Task directions: Lines containing the word "StGB" need to be counted. Please reply with how many there are, and nothing else.

Stored rows:

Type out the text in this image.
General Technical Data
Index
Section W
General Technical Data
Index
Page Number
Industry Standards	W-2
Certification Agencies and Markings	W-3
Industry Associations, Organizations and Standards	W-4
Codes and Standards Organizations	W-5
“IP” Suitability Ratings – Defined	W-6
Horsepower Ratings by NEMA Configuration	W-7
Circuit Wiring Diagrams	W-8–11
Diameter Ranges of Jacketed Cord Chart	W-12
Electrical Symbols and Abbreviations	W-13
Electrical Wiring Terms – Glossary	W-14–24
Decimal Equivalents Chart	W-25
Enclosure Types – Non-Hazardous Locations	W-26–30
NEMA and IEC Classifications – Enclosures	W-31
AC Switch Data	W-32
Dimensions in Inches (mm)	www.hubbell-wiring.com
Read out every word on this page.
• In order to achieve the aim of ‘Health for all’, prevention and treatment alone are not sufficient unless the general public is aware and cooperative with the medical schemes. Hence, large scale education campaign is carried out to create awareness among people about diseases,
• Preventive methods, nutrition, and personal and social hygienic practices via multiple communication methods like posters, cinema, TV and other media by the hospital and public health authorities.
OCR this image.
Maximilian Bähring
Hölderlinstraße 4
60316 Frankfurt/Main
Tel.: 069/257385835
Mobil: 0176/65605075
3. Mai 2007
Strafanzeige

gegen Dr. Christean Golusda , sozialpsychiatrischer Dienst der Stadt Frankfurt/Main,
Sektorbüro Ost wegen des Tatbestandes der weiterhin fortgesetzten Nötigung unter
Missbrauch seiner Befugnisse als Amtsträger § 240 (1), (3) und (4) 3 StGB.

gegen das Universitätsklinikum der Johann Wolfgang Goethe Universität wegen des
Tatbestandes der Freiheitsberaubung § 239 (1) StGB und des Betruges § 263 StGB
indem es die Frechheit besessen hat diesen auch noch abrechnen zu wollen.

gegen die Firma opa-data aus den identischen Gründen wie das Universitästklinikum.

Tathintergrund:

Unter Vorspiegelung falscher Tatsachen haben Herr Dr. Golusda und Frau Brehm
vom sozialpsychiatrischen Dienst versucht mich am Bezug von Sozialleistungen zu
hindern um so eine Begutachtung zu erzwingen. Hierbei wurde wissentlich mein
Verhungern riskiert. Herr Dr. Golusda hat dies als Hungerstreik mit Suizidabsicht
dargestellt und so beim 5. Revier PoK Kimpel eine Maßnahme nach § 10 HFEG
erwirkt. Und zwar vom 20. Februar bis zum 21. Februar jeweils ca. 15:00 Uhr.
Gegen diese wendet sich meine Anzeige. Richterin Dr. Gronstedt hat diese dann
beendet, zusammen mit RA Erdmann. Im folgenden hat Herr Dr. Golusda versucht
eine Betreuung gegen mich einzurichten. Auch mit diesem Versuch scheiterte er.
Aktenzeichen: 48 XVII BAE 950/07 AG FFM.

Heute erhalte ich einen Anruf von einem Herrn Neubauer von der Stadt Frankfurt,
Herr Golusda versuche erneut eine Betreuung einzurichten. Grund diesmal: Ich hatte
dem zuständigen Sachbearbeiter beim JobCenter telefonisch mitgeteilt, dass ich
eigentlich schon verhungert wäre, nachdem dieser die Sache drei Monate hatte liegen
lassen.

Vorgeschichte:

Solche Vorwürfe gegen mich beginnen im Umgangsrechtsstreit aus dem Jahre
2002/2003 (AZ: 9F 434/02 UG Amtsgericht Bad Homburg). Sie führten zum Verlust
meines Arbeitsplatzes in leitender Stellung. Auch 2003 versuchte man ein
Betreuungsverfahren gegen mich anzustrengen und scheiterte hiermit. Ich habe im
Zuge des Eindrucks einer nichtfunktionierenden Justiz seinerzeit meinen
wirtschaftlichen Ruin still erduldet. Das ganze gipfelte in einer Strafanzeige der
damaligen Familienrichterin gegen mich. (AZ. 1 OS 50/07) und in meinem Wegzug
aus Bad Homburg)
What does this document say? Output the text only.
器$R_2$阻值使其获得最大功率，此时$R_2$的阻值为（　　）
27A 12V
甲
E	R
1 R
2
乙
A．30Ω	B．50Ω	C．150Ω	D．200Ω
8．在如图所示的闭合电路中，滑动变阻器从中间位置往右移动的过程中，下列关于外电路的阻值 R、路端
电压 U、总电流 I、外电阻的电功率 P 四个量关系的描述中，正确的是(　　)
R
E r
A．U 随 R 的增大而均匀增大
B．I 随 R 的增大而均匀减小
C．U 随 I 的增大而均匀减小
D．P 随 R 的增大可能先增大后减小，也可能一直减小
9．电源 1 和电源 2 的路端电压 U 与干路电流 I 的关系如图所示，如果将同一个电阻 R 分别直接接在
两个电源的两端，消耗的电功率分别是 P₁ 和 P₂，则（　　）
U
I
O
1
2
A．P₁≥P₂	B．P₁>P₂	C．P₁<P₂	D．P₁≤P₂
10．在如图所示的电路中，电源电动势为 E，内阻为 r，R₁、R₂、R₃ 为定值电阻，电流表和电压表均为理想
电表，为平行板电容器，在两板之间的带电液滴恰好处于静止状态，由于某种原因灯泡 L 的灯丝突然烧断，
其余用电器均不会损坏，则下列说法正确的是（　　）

Written response: 2